DATA ROWS:
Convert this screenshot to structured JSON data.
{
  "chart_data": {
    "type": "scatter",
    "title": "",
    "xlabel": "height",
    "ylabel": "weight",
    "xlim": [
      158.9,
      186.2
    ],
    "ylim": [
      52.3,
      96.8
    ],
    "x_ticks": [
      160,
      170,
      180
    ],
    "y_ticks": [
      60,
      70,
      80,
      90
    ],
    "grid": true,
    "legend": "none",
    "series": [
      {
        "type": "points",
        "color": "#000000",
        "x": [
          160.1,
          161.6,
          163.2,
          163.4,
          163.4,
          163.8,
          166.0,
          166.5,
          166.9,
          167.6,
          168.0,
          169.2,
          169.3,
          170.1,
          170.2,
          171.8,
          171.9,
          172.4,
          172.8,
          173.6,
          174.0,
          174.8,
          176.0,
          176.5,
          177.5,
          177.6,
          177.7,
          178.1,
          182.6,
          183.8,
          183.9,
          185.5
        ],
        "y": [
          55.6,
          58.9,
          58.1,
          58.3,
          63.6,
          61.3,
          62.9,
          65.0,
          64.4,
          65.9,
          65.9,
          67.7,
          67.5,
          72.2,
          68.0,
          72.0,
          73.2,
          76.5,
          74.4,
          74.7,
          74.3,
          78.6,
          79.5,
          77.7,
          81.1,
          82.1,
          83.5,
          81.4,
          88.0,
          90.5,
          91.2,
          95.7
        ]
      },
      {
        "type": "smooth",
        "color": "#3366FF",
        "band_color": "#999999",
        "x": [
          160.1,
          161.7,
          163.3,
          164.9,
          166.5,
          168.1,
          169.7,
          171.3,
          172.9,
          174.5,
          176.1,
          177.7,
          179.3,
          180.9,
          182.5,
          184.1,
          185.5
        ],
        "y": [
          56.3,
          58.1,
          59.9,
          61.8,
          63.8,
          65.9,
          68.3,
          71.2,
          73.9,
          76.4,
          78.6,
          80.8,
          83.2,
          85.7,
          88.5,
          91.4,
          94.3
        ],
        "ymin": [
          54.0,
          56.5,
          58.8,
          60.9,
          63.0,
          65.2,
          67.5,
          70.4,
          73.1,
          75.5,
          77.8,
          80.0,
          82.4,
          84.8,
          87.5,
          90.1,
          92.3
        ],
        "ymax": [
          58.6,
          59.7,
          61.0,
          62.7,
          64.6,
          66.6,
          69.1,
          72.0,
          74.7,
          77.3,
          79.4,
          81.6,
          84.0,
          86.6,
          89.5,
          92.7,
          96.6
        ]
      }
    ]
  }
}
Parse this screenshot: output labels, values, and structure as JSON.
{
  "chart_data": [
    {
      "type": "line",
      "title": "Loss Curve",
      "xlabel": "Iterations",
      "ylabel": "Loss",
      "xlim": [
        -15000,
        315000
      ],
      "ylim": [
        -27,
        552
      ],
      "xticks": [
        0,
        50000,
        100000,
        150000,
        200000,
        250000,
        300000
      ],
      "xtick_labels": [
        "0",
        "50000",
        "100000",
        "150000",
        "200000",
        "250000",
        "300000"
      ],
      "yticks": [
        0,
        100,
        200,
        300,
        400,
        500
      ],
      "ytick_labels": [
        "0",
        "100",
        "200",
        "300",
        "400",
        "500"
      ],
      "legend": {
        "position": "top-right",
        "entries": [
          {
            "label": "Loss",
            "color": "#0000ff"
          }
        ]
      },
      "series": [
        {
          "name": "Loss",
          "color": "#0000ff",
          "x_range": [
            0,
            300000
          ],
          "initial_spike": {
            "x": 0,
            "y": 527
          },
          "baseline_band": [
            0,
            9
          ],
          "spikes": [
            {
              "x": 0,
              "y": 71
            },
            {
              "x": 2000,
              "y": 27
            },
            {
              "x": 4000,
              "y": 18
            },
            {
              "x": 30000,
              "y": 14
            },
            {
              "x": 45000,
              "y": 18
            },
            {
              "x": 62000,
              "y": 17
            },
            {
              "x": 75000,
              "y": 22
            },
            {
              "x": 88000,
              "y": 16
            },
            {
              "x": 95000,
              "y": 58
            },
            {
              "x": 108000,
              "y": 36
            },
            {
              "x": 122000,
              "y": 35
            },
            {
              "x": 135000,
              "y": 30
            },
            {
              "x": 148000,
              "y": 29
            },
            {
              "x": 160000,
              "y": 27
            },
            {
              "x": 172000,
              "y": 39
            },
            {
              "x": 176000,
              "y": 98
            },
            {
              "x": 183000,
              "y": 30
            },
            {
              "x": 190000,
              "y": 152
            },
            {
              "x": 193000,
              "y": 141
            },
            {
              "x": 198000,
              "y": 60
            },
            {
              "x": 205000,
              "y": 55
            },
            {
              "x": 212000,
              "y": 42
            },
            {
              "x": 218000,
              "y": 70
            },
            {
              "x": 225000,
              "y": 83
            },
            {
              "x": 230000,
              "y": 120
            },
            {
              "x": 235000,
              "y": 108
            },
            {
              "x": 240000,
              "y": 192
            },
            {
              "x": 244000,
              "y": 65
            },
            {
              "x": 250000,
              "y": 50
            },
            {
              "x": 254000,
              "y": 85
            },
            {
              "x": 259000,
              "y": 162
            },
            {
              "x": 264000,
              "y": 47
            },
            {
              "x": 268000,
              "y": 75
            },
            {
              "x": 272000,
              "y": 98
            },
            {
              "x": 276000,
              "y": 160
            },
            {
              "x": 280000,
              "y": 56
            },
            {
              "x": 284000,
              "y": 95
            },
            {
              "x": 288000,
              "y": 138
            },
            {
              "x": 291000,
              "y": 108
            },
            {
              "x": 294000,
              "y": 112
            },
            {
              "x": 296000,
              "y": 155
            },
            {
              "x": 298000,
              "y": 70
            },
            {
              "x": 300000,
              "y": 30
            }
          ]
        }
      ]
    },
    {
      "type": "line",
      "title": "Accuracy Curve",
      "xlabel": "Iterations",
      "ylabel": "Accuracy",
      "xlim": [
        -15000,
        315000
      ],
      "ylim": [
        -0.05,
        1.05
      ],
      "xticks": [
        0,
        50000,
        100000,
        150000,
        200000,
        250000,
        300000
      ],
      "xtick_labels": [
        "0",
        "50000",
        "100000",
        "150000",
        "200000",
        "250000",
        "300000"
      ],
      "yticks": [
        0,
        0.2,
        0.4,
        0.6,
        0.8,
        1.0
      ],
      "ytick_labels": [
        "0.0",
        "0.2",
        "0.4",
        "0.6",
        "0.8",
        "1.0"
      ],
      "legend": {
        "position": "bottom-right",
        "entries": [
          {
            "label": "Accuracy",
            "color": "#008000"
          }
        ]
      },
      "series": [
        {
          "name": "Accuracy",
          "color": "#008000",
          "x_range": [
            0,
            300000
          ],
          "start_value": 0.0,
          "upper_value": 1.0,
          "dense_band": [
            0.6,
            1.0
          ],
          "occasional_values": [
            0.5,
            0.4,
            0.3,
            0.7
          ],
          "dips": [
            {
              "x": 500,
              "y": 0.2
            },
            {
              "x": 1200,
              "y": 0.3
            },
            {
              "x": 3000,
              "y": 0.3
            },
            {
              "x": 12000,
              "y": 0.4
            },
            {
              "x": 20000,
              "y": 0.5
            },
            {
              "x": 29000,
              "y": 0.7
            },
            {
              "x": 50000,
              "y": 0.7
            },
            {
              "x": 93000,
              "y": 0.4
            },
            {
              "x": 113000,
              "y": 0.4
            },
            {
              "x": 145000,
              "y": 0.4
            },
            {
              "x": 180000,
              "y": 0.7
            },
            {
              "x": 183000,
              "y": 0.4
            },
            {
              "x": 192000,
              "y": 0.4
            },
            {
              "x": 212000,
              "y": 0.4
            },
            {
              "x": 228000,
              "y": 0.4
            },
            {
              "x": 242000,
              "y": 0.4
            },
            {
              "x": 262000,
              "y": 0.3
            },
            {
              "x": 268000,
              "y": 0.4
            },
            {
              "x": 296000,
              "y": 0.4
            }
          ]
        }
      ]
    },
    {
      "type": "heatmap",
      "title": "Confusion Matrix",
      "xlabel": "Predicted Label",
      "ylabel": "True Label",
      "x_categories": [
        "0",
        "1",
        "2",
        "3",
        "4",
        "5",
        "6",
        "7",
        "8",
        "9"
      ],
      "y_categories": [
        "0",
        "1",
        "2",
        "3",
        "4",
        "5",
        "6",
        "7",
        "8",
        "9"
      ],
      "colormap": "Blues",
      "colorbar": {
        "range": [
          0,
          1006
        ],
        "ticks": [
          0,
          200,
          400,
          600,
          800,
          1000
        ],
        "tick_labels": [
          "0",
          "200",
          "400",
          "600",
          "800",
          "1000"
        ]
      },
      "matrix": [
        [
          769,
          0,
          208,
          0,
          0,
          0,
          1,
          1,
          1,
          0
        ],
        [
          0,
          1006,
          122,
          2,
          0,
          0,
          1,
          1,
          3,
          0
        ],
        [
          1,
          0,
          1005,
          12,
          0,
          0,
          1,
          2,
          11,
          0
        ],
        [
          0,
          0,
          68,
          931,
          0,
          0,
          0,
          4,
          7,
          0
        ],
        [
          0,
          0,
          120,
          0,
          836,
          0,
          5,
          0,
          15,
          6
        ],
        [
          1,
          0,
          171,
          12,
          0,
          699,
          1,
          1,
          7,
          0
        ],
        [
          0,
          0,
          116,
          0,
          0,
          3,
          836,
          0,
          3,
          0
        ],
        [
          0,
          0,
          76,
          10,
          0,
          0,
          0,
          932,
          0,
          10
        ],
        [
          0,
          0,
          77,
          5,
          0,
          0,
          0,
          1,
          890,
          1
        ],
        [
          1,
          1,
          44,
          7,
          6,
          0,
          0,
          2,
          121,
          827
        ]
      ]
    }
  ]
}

EXERCISE OBJECTIVE: Working from the material above, state how many lines contain "Accuracy"; give only the number.

COMPLETED TASK: 4